[Extracted records]
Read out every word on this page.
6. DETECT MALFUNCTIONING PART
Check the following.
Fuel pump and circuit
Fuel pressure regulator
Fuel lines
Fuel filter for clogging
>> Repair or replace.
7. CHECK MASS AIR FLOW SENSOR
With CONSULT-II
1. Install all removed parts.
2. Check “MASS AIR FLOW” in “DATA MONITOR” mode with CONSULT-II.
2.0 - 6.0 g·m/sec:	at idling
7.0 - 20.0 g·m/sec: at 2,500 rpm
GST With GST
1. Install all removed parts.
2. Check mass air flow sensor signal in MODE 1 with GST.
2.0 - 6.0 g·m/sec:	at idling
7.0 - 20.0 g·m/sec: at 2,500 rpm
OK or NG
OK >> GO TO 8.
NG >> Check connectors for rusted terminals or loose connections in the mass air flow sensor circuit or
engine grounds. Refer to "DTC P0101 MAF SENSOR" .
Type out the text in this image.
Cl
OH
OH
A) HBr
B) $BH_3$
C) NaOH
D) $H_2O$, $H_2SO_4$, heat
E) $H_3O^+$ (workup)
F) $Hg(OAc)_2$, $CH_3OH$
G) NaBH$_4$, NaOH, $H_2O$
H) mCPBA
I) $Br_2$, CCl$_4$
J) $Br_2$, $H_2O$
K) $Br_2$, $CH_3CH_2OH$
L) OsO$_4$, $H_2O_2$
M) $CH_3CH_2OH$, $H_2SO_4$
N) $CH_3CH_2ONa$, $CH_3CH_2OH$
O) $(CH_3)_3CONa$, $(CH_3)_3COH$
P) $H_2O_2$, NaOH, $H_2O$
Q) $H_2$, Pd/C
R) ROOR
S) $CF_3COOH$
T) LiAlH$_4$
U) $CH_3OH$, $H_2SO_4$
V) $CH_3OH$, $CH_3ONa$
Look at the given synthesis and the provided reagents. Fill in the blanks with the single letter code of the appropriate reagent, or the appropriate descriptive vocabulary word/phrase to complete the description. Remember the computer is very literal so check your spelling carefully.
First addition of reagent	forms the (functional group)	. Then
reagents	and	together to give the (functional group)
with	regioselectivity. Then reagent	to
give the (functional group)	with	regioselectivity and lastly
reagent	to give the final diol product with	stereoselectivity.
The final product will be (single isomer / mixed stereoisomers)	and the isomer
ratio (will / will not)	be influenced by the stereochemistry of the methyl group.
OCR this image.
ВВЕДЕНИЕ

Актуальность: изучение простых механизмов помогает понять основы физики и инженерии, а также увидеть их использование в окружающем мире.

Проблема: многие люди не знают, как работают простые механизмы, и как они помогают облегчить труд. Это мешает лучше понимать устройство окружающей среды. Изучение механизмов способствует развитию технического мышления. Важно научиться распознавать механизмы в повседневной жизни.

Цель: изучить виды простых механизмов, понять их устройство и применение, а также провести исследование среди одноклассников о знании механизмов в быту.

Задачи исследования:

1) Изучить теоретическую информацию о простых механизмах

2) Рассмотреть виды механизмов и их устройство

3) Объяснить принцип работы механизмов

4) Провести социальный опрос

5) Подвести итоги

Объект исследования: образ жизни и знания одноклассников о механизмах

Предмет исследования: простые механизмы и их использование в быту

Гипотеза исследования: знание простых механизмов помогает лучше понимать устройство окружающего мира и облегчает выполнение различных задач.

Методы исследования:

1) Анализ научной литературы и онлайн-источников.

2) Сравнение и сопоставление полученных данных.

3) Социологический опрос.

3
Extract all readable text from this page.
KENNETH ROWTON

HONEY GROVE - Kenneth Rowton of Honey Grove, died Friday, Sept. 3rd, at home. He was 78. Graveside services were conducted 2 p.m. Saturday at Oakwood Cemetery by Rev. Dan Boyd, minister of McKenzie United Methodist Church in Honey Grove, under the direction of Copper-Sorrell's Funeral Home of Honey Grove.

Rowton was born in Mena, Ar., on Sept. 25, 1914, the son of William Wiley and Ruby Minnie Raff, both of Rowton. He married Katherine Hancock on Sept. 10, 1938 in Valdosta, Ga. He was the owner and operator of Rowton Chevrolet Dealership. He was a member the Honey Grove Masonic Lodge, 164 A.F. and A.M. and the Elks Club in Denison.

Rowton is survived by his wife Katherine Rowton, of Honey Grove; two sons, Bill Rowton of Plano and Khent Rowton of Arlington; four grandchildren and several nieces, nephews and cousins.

§ **What you have to do**
From the records, copy every line that has the string "product" in it.

§ **Final result**
reagent	to give the final diol product with	stereoselectivity.
The final product will be (single isomer / mixed stereoisomers)	and the isomer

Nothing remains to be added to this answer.